Pull every line containing the word "placeholder" from the records.

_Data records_
<<<<
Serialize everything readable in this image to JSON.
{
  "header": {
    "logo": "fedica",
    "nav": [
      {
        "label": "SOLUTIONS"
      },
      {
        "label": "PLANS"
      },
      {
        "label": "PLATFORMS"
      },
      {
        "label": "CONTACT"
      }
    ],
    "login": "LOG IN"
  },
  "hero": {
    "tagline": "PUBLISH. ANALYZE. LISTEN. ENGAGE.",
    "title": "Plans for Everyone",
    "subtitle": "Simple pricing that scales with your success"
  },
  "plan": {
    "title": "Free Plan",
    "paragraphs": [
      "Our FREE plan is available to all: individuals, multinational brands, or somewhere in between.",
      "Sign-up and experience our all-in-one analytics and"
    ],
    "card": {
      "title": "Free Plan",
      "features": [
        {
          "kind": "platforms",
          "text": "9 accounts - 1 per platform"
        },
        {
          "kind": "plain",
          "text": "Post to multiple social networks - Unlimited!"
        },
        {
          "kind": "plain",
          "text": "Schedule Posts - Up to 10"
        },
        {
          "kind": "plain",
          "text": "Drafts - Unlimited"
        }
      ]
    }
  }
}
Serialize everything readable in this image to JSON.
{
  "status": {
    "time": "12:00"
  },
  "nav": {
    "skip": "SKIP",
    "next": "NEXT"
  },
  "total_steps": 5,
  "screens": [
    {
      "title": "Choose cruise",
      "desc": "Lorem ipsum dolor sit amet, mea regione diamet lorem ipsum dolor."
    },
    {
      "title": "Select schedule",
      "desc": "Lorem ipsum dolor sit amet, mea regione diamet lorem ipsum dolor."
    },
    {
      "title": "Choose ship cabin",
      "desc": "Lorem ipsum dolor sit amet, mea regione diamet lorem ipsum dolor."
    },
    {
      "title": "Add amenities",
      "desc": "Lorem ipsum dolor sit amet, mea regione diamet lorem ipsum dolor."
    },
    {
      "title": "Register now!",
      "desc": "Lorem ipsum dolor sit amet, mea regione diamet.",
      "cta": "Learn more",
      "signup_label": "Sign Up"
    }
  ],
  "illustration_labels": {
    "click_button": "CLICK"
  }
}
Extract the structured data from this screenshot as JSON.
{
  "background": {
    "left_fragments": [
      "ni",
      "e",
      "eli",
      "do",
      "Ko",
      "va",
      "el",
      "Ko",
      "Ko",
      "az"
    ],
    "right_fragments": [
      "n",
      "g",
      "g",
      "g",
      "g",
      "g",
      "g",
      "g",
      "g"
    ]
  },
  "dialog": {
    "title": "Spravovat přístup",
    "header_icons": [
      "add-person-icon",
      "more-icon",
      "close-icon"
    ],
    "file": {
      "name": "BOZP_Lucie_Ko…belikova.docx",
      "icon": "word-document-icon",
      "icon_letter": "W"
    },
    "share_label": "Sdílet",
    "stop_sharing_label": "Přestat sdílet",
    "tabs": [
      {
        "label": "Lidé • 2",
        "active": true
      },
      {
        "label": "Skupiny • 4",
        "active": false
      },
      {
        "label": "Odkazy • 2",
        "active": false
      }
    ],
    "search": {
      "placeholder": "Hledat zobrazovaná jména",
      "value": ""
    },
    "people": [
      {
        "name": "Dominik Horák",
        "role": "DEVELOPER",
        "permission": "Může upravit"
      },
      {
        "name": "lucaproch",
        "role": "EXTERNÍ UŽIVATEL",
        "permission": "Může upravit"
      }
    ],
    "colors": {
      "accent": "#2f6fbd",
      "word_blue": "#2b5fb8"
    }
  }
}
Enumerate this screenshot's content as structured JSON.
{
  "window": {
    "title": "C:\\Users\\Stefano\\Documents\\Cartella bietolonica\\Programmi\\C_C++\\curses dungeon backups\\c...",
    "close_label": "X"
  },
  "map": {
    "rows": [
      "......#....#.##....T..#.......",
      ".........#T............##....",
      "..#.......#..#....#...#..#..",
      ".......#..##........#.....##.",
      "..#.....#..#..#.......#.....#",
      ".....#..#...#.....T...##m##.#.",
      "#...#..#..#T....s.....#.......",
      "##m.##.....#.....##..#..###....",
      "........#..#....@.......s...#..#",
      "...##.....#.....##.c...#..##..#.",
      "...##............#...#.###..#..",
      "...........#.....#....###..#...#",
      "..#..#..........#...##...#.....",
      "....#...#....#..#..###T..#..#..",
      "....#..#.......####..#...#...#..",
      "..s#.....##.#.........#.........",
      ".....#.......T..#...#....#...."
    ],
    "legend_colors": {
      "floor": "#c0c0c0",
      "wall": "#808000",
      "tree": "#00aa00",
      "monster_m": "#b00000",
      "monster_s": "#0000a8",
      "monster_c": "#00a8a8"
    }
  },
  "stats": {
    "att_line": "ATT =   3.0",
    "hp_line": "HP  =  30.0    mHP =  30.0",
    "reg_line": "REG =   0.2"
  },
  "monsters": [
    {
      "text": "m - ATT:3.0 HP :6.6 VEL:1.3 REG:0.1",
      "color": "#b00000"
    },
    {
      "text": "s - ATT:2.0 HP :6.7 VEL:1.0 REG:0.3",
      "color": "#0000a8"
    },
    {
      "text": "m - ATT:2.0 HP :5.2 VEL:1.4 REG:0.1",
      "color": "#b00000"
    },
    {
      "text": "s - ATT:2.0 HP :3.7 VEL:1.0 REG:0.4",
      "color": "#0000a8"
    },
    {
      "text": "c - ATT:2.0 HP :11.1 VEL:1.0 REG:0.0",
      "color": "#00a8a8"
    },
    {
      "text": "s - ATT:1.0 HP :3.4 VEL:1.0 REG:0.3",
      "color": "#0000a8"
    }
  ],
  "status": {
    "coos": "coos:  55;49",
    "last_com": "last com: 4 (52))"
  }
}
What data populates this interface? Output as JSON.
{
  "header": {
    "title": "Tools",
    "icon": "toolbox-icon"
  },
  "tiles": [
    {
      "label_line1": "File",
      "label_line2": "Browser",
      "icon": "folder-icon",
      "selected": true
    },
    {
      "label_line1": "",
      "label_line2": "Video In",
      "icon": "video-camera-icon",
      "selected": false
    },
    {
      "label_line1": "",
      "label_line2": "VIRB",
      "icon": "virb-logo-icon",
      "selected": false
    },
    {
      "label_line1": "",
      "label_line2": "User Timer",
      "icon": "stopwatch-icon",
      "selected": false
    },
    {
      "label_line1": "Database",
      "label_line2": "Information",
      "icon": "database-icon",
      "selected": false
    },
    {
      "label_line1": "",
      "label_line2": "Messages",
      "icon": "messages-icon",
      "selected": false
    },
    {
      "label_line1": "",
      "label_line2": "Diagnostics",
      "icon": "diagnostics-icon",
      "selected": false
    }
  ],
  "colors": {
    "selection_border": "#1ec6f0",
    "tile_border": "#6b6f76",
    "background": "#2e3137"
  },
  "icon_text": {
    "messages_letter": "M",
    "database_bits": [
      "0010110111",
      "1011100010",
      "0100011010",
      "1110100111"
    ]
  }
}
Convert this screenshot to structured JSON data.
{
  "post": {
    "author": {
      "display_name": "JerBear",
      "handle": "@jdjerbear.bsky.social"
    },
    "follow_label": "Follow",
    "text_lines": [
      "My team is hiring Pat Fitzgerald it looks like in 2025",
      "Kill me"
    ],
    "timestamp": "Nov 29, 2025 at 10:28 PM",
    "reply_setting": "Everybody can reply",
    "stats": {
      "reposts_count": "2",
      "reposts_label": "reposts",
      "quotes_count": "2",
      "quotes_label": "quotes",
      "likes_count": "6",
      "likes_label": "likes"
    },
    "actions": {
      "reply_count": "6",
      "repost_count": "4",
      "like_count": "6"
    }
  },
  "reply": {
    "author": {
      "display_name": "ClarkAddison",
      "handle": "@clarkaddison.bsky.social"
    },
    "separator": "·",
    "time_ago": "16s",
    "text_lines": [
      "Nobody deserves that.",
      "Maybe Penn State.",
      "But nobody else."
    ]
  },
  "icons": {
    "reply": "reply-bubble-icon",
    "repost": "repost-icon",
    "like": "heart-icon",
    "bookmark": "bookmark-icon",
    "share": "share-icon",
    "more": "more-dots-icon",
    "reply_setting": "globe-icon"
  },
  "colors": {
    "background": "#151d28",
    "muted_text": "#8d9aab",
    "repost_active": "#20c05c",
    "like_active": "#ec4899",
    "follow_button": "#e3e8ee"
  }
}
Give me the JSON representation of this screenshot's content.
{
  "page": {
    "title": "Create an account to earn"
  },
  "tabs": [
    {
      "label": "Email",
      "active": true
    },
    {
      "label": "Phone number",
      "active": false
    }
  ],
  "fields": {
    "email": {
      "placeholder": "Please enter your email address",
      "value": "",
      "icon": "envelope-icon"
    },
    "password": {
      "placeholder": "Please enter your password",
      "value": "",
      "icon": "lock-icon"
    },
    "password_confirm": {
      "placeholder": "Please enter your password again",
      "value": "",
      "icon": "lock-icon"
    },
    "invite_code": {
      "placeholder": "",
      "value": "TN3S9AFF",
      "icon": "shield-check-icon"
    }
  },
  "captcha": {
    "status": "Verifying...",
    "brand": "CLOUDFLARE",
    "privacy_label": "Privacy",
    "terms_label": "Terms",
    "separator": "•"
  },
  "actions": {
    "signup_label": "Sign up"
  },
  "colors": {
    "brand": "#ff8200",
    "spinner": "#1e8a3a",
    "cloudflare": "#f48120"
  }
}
>>>>
_Answer for this exercise_
      "placeholder": "Hledat zobrazovaná jména",
      "placeholder": "Please enter your email address",
      "placeholder": "Please enter your password",
      "placeholder": "Please enter your password again",
      "placeholder": "",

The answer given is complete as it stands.